# Given problem:
Go through the entries below and print each one exactly, leaving out pictures.

# Records supplied:
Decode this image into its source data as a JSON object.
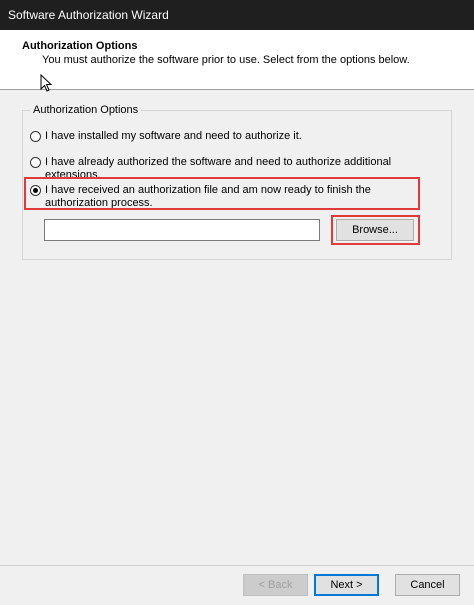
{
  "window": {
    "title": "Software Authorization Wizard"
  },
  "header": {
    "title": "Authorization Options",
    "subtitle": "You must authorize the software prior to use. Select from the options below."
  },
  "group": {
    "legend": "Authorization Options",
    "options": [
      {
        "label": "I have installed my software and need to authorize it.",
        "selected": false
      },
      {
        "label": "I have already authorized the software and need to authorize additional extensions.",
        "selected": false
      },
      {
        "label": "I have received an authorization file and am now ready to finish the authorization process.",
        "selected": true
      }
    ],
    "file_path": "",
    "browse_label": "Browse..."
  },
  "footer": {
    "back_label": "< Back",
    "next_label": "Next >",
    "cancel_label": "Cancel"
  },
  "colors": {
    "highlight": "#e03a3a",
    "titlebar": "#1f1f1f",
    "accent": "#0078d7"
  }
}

# Full response:
Decode this image into its source data as a JSON object.
{
  "window": {
    "title": "Software Authorization Wizard"
  },
  "header": {
    "title": "Authorization Options",
    "subtitle": "You must authorize the software prior to use. Select from the options below."
  },
  "group": {
    "legend": "Authorization Options",
    "options": [
      {
        "label": "I have installed my software and need to authorize it.",
        "selected": false
      },
      {
        "label": "I have already authorized the software and need to authorize additional extensions.",
        "selected": false
      },
      {
        "label": "I have received an authorization file and am now ready to finish the authorization process.",
        "selected": true
      }
    ],
    "file_path": "",
    "browse_label": "Browse..."
  },
  "footer": {
    "back_label": "< Back",
    "next_label": "Next >",
    "cancel_label": "Cancel"
  },
  "colors": {
    "highlight": "#e03a3a",
    "titlebar": "#1f1f1f",
    "accent": "#0078d7"
  }
}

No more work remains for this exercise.